## What to do
State how many lines of the entries include the string "subtitle", please, leaving out everything but the number.
===== Raw records
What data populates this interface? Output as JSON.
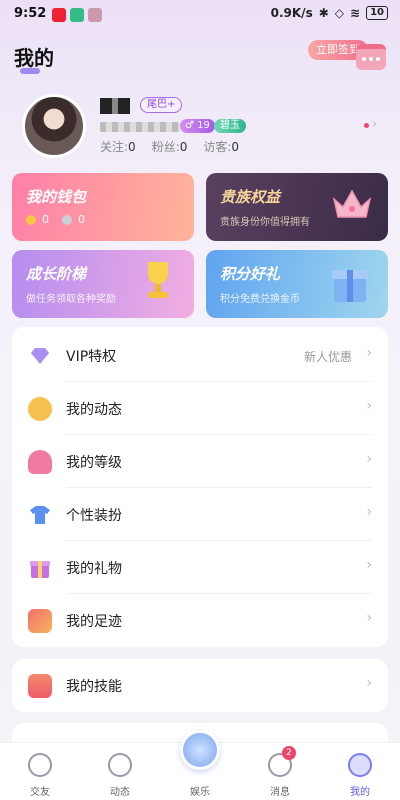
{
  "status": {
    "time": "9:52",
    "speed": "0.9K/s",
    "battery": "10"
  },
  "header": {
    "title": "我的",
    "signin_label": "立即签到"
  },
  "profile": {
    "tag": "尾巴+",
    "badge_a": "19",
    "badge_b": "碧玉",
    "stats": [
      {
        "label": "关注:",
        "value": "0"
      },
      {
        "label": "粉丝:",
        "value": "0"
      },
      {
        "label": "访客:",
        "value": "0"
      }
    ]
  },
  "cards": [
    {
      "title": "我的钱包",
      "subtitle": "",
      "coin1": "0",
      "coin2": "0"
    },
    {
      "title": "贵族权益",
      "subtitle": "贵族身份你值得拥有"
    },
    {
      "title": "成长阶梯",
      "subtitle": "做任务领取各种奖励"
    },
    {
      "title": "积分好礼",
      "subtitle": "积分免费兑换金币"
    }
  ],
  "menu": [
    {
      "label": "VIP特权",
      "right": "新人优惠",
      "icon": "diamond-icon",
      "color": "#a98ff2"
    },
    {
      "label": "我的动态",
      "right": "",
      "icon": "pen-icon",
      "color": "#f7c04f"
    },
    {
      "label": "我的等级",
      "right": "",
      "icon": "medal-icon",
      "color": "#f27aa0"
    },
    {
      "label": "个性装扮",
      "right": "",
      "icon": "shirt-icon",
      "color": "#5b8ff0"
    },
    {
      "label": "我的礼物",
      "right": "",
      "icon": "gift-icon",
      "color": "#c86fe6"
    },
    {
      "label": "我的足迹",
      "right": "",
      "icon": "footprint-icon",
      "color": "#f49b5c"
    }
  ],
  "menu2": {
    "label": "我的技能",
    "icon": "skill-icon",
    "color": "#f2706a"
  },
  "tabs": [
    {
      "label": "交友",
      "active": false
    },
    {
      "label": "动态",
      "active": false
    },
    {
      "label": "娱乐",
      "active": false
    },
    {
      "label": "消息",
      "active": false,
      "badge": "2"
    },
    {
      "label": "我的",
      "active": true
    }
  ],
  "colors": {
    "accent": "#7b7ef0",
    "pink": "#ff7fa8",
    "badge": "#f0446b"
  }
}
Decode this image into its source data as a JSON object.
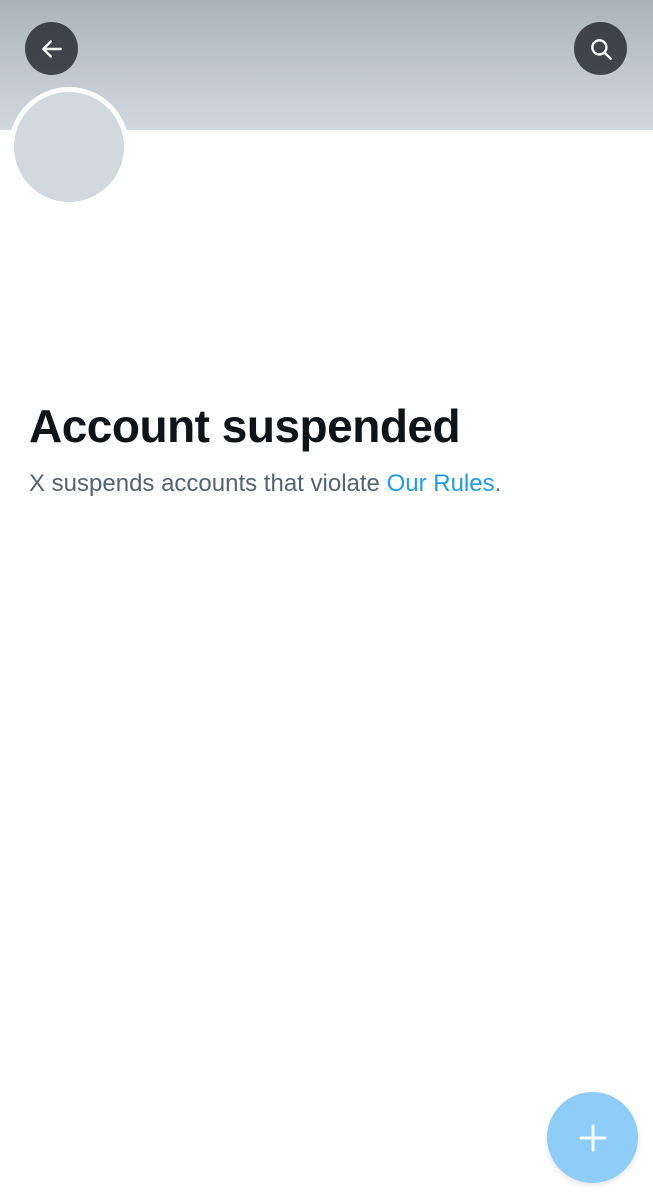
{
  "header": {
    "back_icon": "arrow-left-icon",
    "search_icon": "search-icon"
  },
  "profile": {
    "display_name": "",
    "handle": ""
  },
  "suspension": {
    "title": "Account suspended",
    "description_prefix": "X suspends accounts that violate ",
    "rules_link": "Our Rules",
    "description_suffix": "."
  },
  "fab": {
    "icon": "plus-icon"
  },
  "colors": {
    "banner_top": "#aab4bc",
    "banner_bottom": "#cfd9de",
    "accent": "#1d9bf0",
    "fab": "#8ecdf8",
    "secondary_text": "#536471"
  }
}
==========
===== Raw records
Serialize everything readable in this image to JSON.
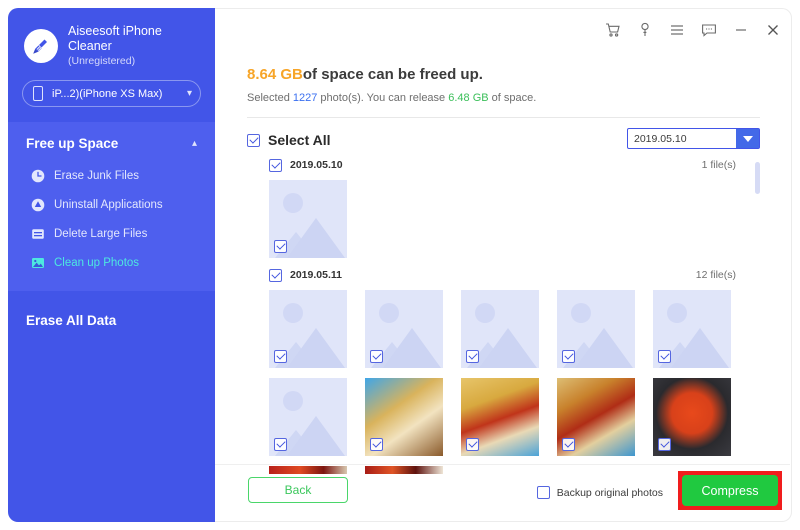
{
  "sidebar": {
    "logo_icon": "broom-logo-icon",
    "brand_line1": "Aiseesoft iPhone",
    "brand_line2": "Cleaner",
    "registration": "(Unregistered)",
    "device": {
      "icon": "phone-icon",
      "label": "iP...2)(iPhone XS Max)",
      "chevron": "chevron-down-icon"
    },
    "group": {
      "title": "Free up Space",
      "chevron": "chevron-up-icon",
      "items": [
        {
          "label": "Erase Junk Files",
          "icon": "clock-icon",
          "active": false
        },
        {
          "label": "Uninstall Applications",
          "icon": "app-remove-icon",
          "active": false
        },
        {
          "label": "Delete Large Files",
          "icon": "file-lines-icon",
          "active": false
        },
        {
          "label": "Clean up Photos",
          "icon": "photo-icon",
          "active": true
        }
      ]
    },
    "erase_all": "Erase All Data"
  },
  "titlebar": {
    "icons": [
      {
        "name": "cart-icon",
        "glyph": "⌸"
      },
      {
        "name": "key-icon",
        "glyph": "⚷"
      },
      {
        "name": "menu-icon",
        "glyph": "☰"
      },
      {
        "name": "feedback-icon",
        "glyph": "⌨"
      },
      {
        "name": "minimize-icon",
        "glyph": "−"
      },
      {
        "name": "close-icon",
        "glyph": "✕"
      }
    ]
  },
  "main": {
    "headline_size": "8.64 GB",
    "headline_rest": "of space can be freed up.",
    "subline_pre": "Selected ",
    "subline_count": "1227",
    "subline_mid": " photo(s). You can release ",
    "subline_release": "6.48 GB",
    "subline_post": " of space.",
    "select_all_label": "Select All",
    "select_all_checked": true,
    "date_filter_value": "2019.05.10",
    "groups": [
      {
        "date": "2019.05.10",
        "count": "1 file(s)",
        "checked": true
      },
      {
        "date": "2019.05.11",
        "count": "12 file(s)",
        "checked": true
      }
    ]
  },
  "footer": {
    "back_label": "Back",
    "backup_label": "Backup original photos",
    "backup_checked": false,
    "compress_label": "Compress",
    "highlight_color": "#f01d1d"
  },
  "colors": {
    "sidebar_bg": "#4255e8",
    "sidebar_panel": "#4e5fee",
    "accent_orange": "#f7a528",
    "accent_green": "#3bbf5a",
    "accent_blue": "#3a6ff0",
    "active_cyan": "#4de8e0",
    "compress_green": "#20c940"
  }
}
==========
===== Raw records
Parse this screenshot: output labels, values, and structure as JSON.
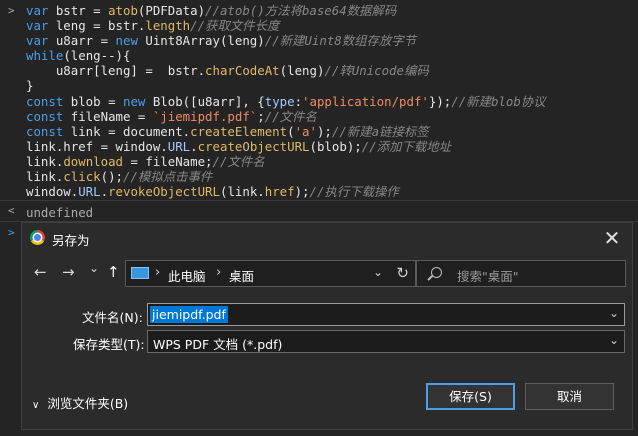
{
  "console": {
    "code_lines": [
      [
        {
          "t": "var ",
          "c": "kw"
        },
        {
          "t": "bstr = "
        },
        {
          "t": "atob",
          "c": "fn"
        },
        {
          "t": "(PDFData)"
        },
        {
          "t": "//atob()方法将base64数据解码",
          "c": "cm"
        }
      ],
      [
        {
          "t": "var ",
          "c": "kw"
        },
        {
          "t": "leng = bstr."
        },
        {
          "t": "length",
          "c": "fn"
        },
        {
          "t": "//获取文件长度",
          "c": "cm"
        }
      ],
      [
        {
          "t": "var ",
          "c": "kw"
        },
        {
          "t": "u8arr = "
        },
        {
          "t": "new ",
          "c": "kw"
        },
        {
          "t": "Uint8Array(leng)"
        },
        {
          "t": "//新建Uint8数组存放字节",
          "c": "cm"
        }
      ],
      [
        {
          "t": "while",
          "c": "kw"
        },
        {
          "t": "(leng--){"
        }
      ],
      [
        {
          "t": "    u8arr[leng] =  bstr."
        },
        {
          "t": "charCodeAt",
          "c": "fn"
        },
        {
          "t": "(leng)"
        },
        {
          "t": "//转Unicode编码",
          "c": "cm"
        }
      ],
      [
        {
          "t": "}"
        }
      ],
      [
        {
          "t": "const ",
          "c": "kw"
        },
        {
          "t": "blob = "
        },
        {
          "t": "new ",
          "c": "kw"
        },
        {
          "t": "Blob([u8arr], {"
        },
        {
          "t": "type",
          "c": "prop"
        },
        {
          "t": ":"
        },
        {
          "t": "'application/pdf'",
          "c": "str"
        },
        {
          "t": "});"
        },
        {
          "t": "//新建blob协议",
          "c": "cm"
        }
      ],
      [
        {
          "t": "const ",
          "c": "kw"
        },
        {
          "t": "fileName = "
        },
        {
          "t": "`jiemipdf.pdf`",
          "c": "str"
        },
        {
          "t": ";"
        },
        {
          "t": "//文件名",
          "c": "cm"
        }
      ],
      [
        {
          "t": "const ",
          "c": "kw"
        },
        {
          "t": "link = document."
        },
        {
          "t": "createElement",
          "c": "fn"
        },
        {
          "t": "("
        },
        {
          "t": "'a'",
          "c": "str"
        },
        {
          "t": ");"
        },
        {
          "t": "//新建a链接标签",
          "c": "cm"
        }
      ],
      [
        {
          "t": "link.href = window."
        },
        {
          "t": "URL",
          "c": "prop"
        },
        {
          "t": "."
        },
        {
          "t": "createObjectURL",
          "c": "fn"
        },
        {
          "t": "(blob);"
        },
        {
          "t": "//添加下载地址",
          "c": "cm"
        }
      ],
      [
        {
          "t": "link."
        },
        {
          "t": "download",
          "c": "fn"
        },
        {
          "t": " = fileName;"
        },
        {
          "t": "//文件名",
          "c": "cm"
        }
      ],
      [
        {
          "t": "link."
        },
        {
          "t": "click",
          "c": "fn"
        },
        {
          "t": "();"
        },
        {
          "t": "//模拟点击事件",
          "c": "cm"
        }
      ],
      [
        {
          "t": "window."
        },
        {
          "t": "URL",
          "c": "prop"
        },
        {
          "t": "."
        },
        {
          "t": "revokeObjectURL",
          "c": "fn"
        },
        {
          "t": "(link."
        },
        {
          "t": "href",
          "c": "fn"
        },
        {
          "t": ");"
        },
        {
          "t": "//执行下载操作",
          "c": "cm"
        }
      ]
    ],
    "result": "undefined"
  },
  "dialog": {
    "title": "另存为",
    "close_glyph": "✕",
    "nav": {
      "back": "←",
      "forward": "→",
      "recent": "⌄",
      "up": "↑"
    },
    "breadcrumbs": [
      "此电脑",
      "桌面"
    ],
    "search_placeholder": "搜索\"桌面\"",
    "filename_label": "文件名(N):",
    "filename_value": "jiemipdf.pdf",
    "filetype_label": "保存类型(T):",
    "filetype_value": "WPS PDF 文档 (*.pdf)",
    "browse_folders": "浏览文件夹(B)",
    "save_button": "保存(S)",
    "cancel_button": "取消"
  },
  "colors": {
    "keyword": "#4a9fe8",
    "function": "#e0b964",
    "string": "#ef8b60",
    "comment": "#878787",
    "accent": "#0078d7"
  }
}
==========
## Solution
4